## PROMPT
Make a verbatim copy of the entries below; pictures stay out.

## DATA PROVIDED
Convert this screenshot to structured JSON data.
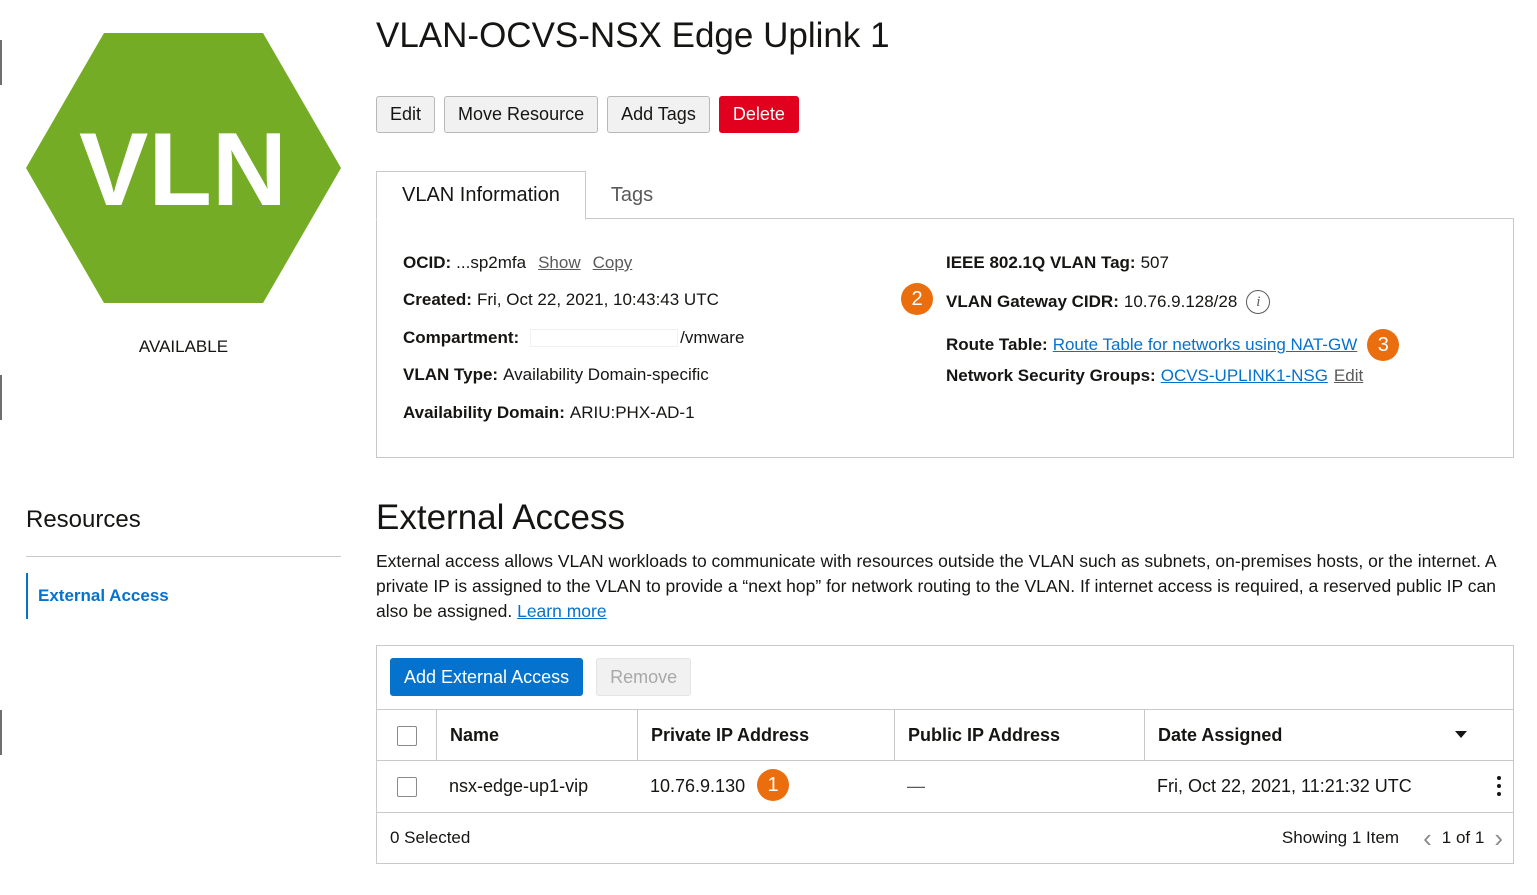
{
  "resource": {
    "icon_text": "VLN",
    "icon_color": "#74ac25",
    "status": "AVAILABLE"
  },
  "header": {
    "title": "VLAN-OCVS-NSX Edge Uplink 1"
  },
  "actions": {
    "edit": "Edit",
    "move": "Move Resource",
    "add_tags": "Add Tags",
    "delete": "Delete"
  },
  "tabs": {
    "info": "VLAN Information",
    "tags": "Tags"
  },
  "info": {
    "ocid_label": "OCID:",
    "ocid_value": "...sp2mfa",
    "ocid_show": "Show",
    "ocid_copy": "Copy",
    "created_label": "Created:",
    "created_value": "Fri, Oct 22, 2021, 10:43:43 UTC",
    "compartment_label": "Compartment:",
    "compartment_value": "/vmware",
    "vlan_type_label": "VLAN Type:",
    "vlan_type_value": "Availability Domain-specific",
    "ad_label": "Availability Domain:",
    "ad_value": "ARIU:PHX-AD-1",
    "vlan_tag_label": "IEEE 802.1Q VLAN Tag:",
    "vlan_tag_value": "507",
    "gateway_label": "VLAN Gateway CIDR:",
    "gateway_value": "10.76.9.128/28",
    "route_label": "Route Table:",
    "route_value": "Route Table for networks using NAT-GW",
    "nsg_label": "Network Security Groups:",
    "nsg_value": "OCVS-UPLINK1-NSG",
    "nsg_edit": "Edit"
  },
  "callouts": {
    "one": "1",
    "two": "2",
    "three": "3",
    "color": "#ea6d0e"
  },
  "sidebar": {
    "title": "Resources",
    "items": [
      "External Access"
    ]
  },
  "external_access": {
    "title": "External Access",
    "description": "External access allows VLAN workloads to communicate with resources outside the VLAN such as subnets, on-premises hosts, or the internet. A private IP is assigned to the VLAN to provide a “next hop” for network routing to the VLAN. If internet access is required, a reserved public IP can also be assigned.",
    "learn_more": "Learn more",
    "add_button": "Add External Access",
    "remove_button": "Remove",
    "columns": [
      "Name",
      "Private IP Address",
      "Public IP Address",
      "Date Assigned"
    ],
    "rows": [
      {
        "name": "nsx-edge-up1-vip",
        "private_ip": "10.76.9.130",
        "public_ip": "—",
        "date": "Fri, Oct 22, 2021, 11:21:32 UTC"
      }
    ],
    "selected": "0 Selected",
    "showing": "Showing 1 Item",
    "page": "1 of 1"
  }
}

## TASK RESULT
Convert this screenshot to structured JSON data.
{
  "resource": {
    "icon_text": "VLN",
    "icon_color": "#74ac25",
    "status": "AVAILABLE"
  },
  "header": {
    "title": "VLAN-OCVS-NSX Edge Uplink 1"
  },
  "actions": {
    "edit": "Edit",
    "move": "Move Resource",
    "add_tags": "Add Tags",
    "delete": "Delete"
  },
  "tabs": {
    "info": "VLAN Information",
    "tags": "Tags"
  },
  "info": {
    "ocid_label": "OCID:",
    "ocid_value": "...sp2mfa",
    "ocid_show": "Show",
    "ocid_copy": "Copy",
    "created_label": "Created:",
    "created_value": "Fri, Oct 22, 2021, 10:43:43 UTC",
    "compartment_label": "Compartment:",
    "compartment_value": "/vmware",
    "vlan_type_label": "VLAN Type:",
    "vlan_type_value": "Availability Domain-specific",
    "ad_label": "Availability Domain:",
    "ad_value": "ARIU:PHX-AD-1",
    "vlan_tag_label": "IEEE 802.1Q VLAN Tag:",
    "vlan_tag_value": "507",
    "gateway_label": "VLAN Gateway CIDR:",
    "gateway_value": "10.76.9.128/28",
    "route_label": "Route Table:",
    "route_value": "Route Table for networks using NAT-GW",
    "nsg_label": "Network Security Groups:",
    "nsg_value": "OCVS-UPLINK1-NSG",
    "nsg_edit": "Edit"
  },
  "callouts": {
    "one": "1",
    "two": "2",
    "three": "3",
    "color": "#ea6d0e"
  },
  "sidebar": {
    "title": "Resources",
    "items": [
      "External Access"
    ]
  },
  "external_access": {
    "title": "External Access",
    "description": "External access allows VLAN workloads to communicate with resources outside the VLAN such as subnets, on-premises hosts, or the internet. A private IP is assigned to the VLAN to provide a “next hop” for network routing to the VLAN. If internet access is required, a reserved public IP can also be assigned.",
    "learn_more": "Learn more",
    "add_button": "Add External Access",
    "remove_button": "Remove",
    "columns": [
      "Name",
      "Private IP Address",
      "Public IP Address",
      "Date Assigned"
    ],
    "rows": [
      {
        "name": "nsx-edge-up1-vip",
        "private_ip": "10.76.9.130",
        "public_ip": "—",
        "date": "Fri, Oct 22, 2021, 11:21:32 UTC"
      }
    ],
    "selected": "0 Selected",
    "showing": "Showing 1 Item",
    "page": "1 of 1"
  }
}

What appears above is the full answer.